• _WHAT IS EXPECTED_: Write every entry out again exactly, please, and skip the pictures.

(Lines of data)
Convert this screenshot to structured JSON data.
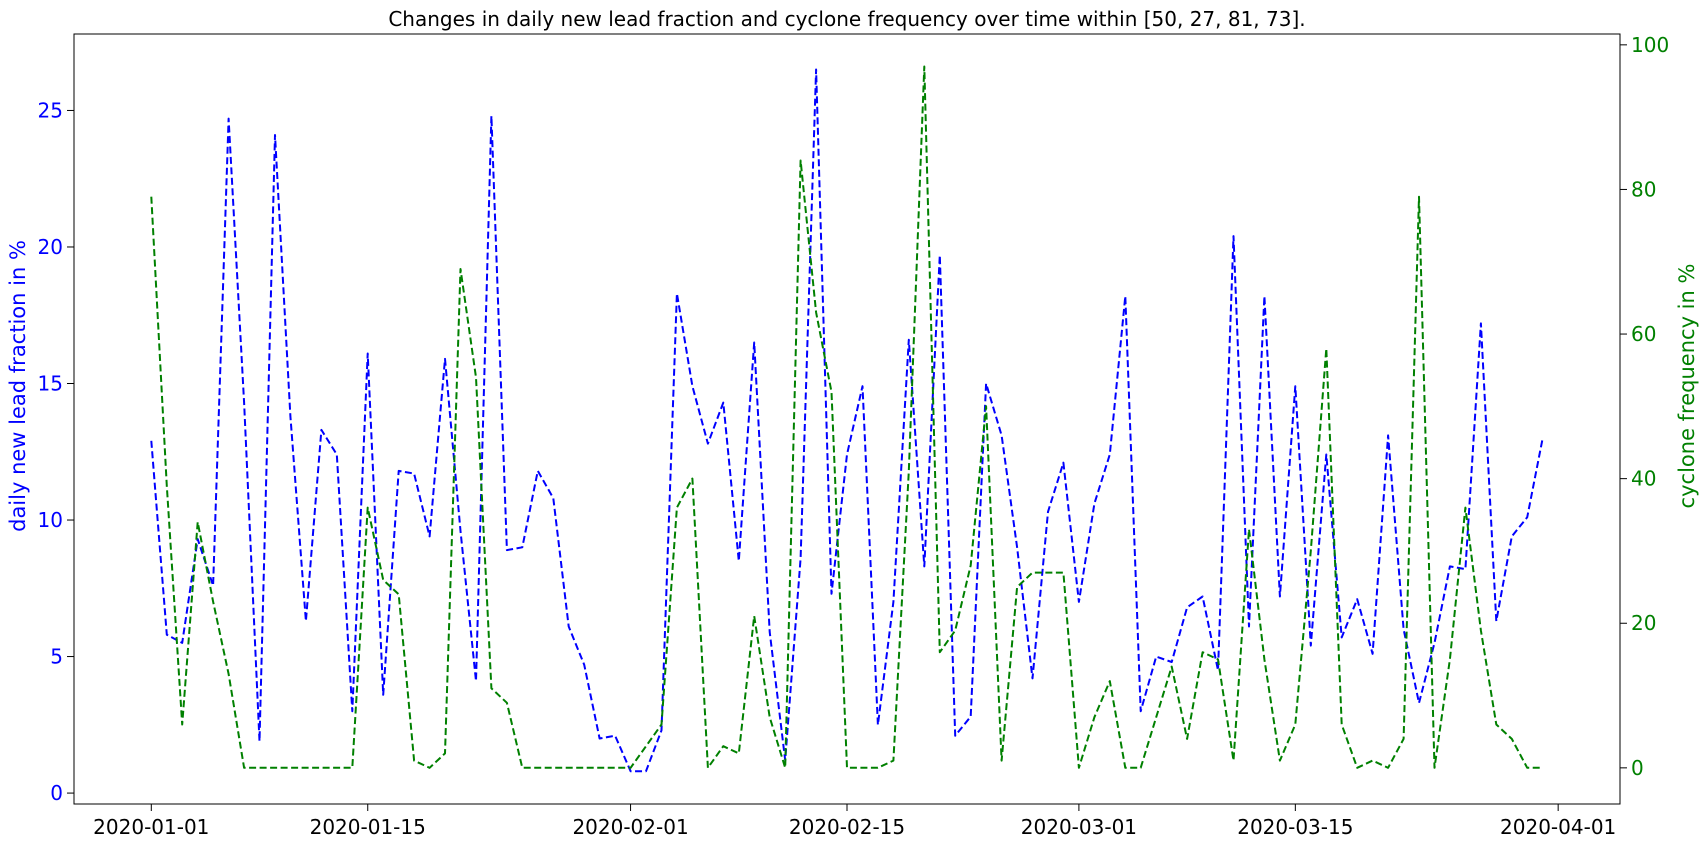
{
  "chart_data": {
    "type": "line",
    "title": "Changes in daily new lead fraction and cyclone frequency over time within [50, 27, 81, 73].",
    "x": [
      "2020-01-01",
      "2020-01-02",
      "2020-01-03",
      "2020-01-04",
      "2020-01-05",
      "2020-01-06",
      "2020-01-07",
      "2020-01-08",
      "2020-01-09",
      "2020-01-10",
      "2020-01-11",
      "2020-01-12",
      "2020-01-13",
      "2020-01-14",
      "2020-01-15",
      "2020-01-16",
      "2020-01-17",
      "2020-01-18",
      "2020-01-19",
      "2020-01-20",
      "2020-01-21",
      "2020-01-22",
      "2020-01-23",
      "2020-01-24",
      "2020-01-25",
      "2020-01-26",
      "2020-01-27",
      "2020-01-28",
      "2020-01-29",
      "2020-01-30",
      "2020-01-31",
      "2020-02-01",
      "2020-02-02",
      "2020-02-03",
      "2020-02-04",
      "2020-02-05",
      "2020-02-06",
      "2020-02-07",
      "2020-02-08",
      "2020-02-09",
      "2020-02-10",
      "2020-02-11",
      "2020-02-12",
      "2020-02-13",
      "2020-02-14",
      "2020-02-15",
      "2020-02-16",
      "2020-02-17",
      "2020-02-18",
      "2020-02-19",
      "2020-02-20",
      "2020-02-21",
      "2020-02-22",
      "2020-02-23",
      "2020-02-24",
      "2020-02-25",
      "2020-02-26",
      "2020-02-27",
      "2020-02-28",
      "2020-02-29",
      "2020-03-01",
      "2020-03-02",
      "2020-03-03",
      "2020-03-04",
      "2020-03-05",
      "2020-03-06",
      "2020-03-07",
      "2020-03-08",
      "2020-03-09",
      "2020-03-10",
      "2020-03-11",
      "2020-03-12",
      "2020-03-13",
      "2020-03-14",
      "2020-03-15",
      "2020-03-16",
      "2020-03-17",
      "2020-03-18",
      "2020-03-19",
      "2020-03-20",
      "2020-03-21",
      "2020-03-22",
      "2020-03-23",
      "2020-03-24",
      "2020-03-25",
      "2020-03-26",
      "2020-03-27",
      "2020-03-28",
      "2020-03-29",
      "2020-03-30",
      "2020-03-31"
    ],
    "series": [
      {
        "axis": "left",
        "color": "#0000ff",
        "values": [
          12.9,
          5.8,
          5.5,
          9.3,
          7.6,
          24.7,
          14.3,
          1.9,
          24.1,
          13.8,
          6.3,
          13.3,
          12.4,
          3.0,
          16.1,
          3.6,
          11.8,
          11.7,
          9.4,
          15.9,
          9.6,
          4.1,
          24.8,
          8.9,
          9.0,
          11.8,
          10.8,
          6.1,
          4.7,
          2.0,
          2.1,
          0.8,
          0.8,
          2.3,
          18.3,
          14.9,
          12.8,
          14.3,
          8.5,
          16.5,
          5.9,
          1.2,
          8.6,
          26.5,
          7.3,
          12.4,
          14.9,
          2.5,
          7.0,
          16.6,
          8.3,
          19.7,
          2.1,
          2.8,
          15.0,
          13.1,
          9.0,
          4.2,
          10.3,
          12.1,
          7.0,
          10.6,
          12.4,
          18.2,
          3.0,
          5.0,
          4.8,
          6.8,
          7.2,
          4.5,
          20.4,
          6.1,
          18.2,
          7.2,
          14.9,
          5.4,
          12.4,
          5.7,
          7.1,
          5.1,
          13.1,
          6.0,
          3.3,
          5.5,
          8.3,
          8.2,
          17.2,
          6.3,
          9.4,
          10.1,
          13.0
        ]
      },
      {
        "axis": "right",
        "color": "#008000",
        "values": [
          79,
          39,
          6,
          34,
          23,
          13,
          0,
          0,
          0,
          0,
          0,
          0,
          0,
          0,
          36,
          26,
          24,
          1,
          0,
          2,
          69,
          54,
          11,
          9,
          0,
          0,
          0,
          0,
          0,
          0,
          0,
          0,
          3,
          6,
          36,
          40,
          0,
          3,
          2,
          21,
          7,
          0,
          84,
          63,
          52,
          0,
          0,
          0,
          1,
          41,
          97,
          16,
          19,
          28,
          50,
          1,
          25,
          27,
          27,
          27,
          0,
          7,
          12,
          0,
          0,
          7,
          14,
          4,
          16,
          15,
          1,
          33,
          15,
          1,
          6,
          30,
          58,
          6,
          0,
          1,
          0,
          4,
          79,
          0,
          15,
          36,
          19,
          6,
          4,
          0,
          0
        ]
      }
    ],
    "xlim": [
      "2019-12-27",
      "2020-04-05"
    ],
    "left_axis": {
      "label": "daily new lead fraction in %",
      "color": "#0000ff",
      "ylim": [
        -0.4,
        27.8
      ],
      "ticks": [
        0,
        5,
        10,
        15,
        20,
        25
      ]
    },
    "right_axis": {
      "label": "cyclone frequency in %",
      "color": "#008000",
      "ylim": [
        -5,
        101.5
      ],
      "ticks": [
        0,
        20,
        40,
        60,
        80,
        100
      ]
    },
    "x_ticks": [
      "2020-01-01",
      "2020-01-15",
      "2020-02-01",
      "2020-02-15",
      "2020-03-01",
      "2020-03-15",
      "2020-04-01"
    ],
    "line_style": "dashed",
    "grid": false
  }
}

• _COMPLETE ANSWER_:
Convert this screenshot to structured JSON data.
{
  "chart_data": {
    "type": "line",
    "title": "Changes in daily new lead fraction and cyclone frequency over time within [50, 27, 81, 73].",
    "x": [
      "2020-01-01",
      "2020-01-02",
      "2020-01-03",
      "2020-01-04",
      "2020-01-05",
      "2020-01-06",
      "2020-01-07",
      "2020-01-08",
      "2020-01-09",
      "2020-01-10",
      "2020-01-11",
      "2020-01-12",
      "2020-01-13",
      "2020-01-14",
      "2020-01-15",
      "2020-01-16",
      "2020-01-17",
      "2020-01-18",
      "2020-01-19",
      "2020-01-20",
      "2020-01-21",
      "2020-01-22",
      "2020-01-23",
      "2020-01-24",
      "2020-01-25",
      "2020-01-26",
      "2020-01-27",
      "2020-01-28",
      "2020-01-29",
      "2020-01-30",
      "2020-01-31",
      "2020-02-01",
      "2020-02-02",
      "2020-02-03",
      "2020-02-04",
      "2020-02-05",
      "2020-02-06",
      "2020-02-07",
      "2020-02-08",
      "2020-02-09",
      "2020-02-10",
      "2020-02-11",
      "2020-02-12",
      "2020-02-13",
      "2020-02-14",
      "2020-02-15",
      "2020-02-16",
      "2020-02-17",
      "2020-02-18",
      "2020-02-19",
      "2020-02-20",
      "2020-02-21",
      "2020-02-22",
      "2020-02-23",
      "2020-02-24",
      "2020-02-25",
      "2020-02-26",
      "2020-02-27",
      "2020-02-28",
      "2020-02-29",
      "2020-03-01",
      "2020-03-02",
      "2020-03-03",
      "2020-03-04",
      "2020-03-05",
      "2020-03-06",
      "2020-03-07",
      "2020-03-08",
      "2020-03-09",
      "2020-03-10",
      "2020-03-11",
      "2020-03-12",
      "2020-03-13",
      "2020-03-14",
      "2020-03-15",
      "2020-03-16",
      "2020-03-17",
      "2020-03-18",
      "2020-03-19",
      "2020-03-20",
      "2020-03-21",
      "2020-03-22",
      "2020-03-23",
      "2020-03-24",
      "2020-03-25",
      "2020-03-26",
      "2020-03-27",
      "2020-03-28",
      "2020-03-29",
      "2020-03-30",
      "2020-03-31"
    ],
    "series": [
      {
        "axis": "left",
        "color": "#0000ff",
        "values": [
          12.9,
          5.8,
          5.5,
          9.3,
          7.6,
          24.7,
          14.3,
          1.9,
          24.1,
          13.8,
          6.3,
          13.3,
          12.4,
          3.0,
          16.1,
          3.6,
          11.8,
          11.7,
          9.4,
          15.9,
          9.6,
          4.1,
          24.8,
          8.9,
          9.0,
          11.8,
          10.8,
          6.1,
          4.7,
          2.0,
          2.1,
          0.8,
          0.8,
          2.3,
          18.3,
          14.9,
          12.8,
          14.3,
          8.5,
          16.5,
          5.9,
          1.2,
          8.6,
          26.5,
          7.3,
          12.4,
          14.9,
          2.5,
          7.0,
          16.6,
          8.3,
          19.7,
          2.1,
          2.8,
          15.0,
          13.1,
          9.0,
          4.2,
          10.3,
          12.1,
          7.0,
          10.6,
          12.4,
          18.2,
          3.0,
          5.0,
          4.8,
          6.8,
          7.2,
          4.5,
          20.4,
          6.1,
          18.2,
          7.2,
          14.9,
          5.4,
          12.4,
          5.7,
          7.1,
          5.1,
          13.1,
          6.0,
          3.3,
          5.5,
          8.3,
          8.2,
          17.2,
          6.3,
          9.4,
          10.1,
          13.0
        ]
      },
      {
        "axis": "right",
        "color": "#008000",
        "values": [
          79,
          39,
          6,
          34,
          23,
          13,
          0,
          0,
          0,
          0,
          0,
          0,
          0,
          0,
          36,
          26,
          24,
          1,
          0,
          2,
          69,
          54,
          11,
          9,
          0,
          0,
          0,
          0,
          0,
          0,
          0,
          0,
          3,
          6,
          36,
          40,
          0,
          3,
          2,
          21,
          7,
          0,
          84,
          63,
          52,
          0,
          0,
          0,
          1,
          41,
          97,
          16,
          19,
          28,
          50,
          1,
          25,
          27,
          27,
          27,
          0,
          7,
          12,
          0,
          0,
          7,
          14,
          4,
          16,
          15,
          1,
          33,
          15,
          1,
          6,
          30,
          58,
          6,
          0,
          1,
          0,
          4,
          79,
          0,
          15,
          36,
          19,
          6,
          4,
          0,
          0
        ]
      }
    ],
    "xlim": [
      "2019-12-27",
      "2020-04-05"
    ],
    "left_axis": {
      "label": "daily new lead fraction in %",
      "color": "#0000ff",
      "ylim": [
        -0.4,
        27.8
      ],
      "ticks": [
        0,
        5,
        10,
        15,
        20,
        25
      ]
    },
    "right_axis": {
      "label": "cyclone frequency in %",
      "color": "#008000",
      "ylim": [
        -5,
        101.5
      ],
      "ticks": [
        0,
        20,
        40,
        60,
        80,
        100
      ]
    },
    "x_ticks": [
      "2020-01-01",
      "2020-01-15",
      "2020-02-01",
      "2020-02-15",
      "2020-03-01",
      "2020-03-15",
      "2020-04-01"
    ],
    "line_style": "dashed",
    "grid": false
  }
}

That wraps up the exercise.